- **EXERCISE AIM**
Narrow the data below down to the lines containing "subtitle".

- **RECORDS FOR THE EXERCISE**
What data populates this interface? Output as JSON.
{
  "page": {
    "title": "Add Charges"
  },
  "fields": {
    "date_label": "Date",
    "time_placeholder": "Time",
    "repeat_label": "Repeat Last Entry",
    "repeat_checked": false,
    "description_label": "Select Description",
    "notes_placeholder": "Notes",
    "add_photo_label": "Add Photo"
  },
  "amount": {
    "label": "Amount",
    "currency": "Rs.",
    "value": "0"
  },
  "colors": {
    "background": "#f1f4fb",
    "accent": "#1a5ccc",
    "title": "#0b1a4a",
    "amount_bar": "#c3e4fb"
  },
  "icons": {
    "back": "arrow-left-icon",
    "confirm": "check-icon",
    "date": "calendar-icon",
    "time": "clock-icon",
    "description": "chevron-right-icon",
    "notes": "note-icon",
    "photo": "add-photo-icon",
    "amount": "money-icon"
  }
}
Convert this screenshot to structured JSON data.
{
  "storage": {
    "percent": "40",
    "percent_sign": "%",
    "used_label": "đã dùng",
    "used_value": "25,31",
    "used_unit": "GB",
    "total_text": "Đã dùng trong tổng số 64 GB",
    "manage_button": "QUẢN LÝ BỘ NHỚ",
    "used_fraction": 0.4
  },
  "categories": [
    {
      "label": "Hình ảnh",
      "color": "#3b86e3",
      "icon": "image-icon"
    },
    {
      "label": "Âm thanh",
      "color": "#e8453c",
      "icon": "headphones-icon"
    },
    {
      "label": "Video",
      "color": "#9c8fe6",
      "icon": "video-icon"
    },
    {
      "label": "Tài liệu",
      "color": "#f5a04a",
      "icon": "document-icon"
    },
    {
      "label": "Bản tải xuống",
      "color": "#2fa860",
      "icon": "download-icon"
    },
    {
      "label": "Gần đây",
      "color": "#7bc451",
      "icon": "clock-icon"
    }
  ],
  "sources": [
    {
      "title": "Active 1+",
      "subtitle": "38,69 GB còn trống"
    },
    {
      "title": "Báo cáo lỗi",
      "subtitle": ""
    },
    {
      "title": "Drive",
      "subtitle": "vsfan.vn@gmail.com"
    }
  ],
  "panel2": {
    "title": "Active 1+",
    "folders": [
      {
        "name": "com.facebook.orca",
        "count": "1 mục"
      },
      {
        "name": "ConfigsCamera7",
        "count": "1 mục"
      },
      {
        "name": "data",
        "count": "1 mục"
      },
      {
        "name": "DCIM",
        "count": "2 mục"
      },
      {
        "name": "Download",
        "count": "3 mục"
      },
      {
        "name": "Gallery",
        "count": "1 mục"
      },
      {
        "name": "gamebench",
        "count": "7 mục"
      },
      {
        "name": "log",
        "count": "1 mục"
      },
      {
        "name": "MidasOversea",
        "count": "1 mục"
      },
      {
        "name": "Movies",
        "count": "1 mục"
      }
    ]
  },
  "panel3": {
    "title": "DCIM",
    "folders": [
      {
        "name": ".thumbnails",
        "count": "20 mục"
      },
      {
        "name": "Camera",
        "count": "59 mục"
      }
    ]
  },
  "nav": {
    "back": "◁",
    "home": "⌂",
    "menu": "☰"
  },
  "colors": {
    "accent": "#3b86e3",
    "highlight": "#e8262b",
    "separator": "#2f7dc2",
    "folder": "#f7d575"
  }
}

---

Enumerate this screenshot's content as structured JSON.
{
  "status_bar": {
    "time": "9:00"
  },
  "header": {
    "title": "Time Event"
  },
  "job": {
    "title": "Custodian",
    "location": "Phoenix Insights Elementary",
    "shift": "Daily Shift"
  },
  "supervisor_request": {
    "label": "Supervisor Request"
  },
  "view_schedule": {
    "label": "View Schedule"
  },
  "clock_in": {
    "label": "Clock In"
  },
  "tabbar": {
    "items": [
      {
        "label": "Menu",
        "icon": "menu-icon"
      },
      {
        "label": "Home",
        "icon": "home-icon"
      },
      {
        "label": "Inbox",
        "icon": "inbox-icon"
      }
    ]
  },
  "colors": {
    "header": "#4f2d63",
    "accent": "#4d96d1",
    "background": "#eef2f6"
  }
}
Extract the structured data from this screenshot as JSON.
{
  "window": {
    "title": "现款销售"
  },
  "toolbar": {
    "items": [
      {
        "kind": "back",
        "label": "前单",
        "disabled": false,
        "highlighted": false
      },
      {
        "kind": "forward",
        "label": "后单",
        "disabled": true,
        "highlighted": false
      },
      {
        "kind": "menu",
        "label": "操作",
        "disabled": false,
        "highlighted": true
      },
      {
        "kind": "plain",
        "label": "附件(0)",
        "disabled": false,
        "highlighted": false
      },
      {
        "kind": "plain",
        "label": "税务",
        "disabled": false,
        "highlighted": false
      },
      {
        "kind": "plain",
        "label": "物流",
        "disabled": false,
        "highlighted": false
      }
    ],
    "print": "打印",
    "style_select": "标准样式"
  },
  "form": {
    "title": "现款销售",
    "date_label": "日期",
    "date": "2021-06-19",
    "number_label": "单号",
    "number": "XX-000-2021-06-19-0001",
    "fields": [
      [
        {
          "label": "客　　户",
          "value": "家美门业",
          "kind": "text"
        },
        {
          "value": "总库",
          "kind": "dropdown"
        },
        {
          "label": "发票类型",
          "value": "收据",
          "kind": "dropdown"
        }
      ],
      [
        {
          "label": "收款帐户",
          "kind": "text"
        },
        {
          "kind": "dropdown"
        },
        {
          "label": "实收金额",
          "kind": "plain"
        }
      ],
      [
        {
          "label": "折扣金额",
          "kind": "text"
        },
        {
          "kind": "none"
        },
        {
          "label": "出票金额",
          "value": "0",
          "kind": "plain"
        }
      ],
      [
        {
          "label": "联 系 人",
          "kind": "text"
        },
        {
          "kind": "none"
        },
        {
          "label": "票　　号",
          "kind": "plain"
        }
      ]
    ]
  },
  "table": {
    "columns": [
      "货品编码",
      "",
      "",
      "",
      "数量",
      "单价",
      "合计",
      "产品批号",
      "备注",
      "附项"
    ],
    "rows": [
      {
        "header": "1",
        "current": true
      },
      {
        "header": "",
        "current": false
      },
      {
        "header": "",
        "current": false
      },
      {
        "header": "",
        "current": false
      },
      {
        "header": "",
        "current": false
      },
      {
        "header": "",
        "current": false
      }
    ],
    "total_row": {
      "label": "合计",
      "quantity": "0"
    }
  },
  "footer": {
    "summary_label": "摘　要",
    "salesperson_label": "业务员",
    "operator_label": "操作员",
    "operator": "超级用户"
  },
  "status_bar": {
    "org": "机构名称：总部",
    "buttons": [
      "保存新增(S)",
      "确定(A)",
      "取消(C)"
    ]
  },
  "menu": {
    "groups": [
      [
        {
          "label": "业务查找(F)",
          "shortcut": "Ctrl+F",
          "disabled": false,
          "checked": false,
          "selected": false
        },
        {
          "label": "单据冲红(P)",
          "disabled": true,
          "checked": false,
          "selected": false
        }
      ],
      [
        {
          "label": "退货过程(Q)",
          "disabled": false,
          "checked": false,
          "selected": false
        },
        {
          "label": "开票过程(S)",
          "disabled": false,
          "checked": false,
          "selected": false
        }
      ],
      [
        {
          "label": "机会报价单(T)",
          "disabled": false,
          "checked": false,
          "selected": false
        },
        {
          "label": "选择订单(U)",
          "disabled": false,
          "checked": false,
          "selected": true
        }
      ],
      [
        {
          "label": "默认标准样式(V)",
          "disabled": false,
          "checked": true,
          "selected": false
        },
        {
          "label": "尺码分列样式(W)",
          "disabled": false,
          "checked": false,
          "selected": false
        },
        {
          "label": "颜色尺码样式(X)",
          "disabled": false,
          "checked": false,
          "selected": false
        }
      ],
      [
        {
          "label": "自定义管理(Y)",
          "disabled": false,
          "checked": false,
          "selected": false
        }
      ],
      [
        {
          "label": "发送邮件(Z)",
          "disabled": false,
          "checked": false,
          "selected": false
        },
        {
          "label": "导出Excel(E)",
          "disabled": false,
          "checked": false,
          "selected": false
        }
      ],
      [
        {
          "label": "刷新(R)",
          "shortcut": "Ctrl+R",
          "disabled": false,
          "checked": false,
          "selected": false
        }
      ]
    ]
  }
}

- **CORRECT ANSWER**
      "subtitle": "38,69 GB còn trống"
      "subtitle": ""
      "subtitle": "vsfan.vn@gmail.com"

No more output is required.